• [DOCUMENT SEGMENT]:
Public Services

Pallet shelters offer solution to homelessness, but space is needed

The pallet shelters have heat and electricity, and would be erected in groups where additional shelters with showers and bathroom facilities would be located. There would be 24/7 wraparound services provided. This would be a big improvement over sleeping in tents.

October 31, 2022, 11:40 am

By Steve Ahlquist

Those who have experienced homelessness and activists from the Rhode Island Homeless Advocacy Project (RIHAP), Housing Opportunities for People Everywhere (HOPE), and Direct Action for Rights and Equality (DARE) constructed a rapidly deployable shelter on the State House Plaza on Monday, Halloween. They demanded that the governor forcefully address the unsheltered homelessness crisis by finding sites and erecting these shelters ahead of the freezing temperatures coming this winter.

Last year, at least 42 people experiencing homelessness died in Rhode Island.

According to the state’s Homeless Management Information System, in the two weeks ending October 22nd, 435 individuals have been reported as living outside in Rhode Island, including 59 households with children. These numbers continue to increase, and they are likely undercounts as we do not have sufficient outreach workers to contact all of those living in the estimated 80+ encampments in the state. Those needing shelter cannot get it because there are hundreds on waiting lists for emergency shelter as winter approaches.

See also: HousingWorks RI: Affordable housing out of reach for most Rhode Islanders

“As a state, we are now institutionalizing unsheltered homelessness as winter approaches,” said Professor Eric Hirsch of Providence College, Co-Chair of the state’s Homeless Management Information System Steering Committee. “Prior to the COVID-19 pandemic, we generally had under 100 people staying outside. Since the beginning of 2022, that number has increased to 435. We need Governor McKee to address this urgent crisis by finding sites for rapidly deployable shelters now. If people had lost their homes due to a hurricane or a fire, they would not be left outside with nowhere to go.”

Presently there around 11 tents set up outside the State House where unhoused people are living. One person living in those tents told Uprise RI that they would prefer a pallet shelter to their present accommodations.

Uprise RI asked Professor Hirsch about the number of available shelter beds in the state.

“There’s just over 800 shelter beds. We feel we need another 500,” said Professor Hirsch. [The McKee Administration] “has put in place a plan to add about 230, but those are coming online fairly slowly.” Hundreds of unhoused persons are on waiting lists for shelter beds in Rhode Island.

(Data records)

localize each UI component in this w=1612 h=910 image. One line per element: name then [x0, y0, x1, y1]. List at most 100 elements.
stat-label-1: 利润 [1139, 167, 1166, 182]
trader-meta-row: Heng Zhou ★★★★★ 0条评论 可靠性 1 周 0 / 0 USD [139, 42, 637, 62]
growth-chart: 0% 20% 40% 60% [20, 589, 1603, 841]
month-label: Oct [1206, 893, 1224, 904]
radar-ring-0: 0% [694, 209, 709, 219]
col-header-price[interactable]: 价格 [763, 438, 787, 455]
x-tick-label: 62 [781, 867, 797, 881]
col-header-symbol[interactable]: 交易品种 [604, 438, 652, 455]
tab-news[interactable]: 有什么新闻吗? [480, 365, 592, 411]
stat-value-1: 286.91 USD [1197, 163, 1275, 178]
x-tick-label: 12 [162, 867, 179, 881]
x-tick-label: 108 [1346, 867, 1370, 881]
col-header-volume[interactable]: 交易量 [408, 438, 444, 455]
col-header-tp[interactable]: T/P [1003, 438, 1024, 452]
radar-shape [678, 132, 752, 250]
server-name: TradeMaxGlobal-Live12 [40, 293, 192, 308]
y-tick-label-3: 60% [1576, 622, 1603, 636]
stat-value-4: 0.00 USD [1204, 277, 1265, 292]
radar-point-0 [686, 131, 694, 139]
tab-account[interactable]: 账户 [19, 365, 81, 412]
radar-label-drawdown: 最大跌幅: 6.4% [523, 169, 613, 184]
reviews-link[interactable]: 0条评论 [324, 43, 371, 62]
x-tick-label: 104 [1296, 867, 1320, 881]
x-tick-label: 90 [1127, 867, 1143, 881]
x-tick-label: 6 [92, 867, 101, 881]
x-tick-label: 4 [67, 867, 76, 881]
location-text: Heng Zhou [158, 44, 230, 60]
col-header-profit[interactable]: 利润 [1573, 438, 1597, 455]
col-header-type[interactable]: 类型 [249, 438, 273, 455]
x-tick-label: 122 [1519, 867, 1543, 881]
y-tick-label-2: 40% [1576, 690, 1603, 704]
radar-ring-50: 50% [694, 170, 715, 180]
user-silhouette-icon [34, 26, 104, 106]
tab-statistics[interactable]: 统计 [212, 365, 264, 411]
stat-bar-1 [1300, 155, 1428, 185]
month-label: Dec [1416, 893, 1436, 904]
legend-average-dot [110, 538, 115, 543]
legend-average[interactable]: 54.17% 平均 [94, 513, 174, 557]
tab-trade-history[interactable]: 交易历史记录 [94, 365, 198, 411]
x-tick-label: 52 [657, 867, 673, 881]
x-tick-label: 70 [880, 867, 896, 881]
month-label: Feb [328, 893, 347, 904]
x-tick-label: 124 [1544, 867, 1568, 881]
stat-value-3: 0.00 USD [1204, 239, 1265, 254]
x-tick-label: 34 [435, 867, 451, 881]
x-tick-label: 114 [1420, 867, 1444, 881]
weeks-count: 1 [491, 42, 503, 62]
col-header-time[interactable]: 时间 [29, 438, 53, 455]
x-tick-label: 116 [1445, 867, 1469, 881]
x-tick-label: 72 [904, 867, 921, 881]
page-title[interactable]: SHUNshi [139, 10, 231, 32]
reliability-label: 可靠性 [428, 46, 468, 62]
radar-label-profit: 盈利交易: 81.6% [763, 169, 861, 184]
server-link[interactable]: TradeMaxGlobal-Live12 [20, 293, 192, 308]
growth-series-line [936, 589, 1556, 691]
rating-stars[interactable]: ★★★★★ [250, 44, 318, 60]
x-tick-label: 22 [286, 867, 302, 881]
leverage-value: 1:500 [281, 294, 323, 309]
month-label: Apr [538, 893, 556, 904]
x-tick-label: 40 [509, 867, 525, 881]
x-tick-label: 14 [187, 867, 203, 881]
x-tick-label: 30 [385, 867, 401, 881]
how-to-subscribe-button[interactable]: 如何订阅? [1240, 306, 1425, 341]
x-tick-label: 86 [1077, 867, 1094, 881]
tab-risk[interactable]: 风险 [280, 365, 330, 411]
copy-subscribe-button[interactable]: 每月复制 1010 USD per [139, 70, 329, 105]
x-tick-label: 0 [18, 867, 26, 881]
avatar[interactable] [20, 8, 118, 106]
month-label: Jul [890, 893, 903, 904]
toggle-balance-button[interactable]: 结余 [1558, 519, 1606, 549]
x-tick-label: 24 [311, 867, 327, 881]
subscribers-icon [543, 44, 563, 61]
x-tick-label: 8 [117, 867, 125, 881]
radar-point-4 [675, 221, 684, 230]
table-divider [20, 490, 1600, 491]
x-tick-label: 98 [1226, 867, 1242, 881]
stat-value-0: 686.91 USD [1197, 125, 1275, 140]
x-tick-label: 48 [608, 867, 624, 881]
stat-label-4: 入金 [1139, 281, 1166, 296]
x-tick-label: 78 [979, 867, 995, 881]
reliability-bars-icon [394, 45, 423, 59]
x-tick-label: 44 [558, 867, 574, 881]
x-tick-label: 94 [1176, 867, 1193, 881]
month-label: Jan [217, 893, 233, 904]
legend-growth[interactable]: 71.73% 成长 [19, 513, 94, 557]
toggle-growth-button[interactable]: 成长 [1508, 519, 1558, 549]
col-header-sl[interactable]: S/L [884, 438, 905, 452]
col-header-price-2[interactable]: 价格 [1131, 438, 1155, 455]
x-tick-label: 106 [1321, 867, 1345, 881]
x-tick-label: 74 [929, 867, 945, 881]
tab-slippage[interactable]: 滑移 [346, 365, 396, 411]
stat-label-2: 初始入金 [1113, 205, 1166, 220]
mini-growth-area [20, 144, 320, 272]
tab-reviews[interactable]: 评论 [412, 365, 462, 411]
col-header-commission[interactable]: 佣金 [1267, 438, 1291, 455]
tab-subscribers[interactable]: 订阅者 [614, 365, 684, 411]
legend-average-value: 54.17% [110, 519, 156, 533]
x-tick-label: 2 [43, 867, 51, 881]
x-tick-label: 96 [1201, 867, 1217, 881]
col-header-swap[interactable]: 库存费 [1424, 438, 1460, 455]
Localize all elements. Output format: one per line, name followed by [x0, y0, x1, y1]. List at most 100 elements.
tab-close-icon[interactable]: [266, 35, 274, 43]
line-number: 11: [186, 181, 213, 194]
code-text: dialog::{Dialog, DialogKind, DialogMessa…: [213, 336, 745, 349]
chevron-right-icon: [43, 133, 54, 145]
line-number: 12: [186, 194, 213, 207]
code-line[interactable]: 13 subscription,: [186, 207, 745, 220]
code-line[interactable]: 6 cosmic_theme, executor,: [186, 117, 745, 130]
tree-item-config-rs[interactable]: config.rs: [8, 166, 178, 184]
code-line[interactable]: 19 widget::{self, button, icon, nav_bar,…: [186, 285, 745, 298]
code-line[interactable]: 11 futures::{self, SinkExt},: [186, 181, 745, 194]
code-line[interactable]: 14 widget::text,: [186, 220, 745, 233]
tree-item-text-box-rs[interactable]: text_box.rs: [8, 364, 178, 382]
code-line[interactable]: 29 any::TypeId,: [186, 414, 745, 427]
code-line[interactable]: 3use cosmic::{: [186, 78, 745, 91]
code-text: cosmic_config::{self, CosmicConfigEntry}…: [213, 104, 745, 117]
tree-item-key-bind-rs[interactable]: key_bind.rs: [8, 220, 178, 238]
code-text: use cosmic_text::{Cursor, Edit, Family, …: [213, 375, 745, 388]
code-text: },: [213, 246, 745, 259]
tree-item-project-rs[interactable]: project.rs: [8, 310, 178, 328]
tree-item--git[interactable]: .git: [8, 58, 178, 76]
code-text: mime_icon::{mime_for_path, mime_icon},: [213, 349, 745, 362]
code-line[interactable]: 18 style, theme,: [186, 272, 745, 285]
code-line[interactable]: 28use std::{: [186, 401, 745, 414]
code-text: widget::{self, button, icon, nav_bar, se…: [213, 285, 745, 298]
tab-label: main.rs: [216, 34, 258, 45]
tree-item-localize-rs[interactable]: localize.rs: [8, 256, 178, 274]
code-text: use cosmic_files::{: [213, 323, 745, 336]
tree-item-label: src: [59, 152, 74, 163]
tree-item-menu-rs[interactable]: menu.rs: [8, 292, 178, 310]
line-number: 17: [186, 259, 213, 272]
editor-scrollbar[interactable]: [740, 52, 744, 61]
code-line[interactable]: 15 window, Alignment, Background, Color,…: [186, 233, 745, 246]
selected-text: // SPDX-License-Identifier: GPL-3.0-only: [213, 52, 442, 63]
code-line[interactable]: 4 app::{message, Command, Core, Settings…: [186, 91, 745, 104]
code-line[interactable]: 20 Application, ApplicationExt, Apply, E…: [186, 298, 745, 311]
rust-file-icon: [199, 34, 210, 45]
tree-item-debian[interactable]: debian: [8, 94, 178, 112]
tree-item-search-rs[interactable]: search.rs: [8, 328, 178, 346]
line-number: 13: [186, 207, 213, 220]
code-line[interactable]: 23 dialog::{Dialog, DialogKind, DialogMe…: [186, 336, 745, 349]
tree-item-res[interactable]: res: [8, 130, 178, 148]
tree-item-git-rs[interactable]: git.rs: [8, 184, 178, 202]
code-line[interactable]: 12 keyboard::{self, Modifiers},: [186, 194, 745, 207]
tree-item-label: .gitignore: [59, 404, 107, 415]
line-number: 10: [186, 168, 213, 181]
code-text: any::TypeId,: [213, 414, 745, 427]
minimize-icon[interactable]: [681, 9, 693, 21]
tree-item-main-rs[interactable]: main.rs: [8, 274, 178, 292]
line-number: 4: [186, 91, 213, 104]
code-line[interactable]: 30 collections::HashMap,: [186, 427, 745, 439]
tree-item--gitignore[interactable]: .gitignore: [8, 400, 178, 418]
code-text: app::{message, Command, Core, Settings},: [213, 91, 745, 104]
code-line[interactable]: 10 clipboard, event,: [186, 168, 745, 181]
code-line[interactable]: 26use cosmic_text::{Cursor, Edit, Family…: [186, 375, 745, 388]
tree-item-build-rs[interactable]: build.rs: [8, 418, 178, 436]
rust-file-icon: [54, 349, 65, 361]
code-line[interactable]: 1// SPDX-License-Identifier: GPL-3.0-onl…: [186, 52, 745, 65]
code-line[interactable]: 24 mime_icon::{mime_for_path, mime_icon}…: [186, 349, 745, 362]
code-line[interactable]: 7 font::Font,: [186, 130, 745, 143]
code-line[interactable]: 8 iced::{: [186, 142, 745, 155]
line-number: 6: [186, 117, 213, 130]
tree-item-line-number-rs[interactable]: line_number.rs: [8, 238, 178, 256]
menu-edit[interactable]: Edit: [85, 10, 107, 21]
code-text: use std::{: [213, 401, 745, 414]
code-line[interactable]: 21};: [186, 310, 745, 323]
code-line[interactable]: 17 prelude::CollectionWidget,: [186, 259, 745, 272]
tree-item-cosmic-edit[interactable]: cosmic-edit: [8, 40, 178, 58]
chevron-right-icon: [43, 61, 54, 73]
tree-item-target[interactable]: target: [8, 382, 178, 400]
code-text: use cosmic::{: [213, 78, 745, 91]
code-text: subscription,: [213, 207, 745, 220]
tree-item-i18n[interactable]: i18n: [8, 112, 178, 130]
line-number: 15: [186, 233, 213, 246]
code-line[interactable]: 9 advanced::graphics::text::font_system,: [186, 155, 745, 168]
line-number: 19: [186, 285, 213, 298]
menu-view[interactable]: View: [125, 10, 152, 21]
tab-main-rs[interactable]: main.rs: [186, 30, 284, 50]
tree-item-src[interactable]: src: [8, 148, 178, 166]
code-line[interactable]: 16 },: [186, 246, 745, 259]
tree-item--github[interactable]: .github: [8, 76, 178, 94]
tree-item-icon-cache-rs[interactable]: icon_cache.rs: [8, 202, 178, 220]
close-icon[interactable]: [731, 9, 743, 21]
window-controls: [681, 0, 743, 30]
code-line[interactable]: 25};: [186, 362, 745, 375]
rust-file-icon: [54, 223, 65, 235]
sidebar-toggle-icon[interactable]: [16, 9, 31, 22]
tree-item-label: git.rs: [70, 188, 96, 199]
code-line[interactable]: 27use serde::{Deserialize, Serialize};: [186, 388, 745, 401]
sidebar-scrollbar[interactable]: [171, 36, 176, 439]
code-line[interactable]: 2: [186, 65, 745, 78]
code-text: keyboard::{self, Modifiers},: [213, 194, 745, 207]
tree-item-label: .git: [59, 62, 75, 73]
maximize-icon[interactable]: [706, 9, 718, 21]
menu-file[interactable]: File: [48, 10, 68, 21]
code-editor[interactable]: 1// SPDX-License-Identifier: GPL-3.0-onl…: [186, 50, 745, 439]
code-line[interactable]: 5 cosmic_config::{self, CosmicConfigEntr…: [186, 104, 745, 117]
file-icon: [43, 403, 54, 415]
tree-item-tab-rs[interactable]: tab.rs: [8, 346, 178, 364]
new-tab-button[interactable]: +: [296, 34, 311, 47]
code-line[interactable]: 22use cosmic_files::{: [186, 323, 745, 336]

• [TASK DETAILS]: Reproduce a passage from the article on pallet shelters, beginning at the words "Those who have" and stopping after the words "died in Rhode Island.". The items are separate material and are not part of the article on pallet shelters.

• [EXERCISE RESPONSE]:
Those who have experienced homelessness and activists from the Rhode Island Homeless Advocacy Project (RIHAP), Housing Opportunities for People Everywhere (HOPE), and Direct Action for Rights and Equality (DARE) constructed a rapidly deployable shelter on the State House Plaza on Monday, Halloween. They demanded that the governor forcefully address the unsheltered homelessness crisis by finding sites and erecting these shelters ahead of the freezing temperatures coming this winter.

Last year, at least 42 people experiencing homelessness died in Rhode Island.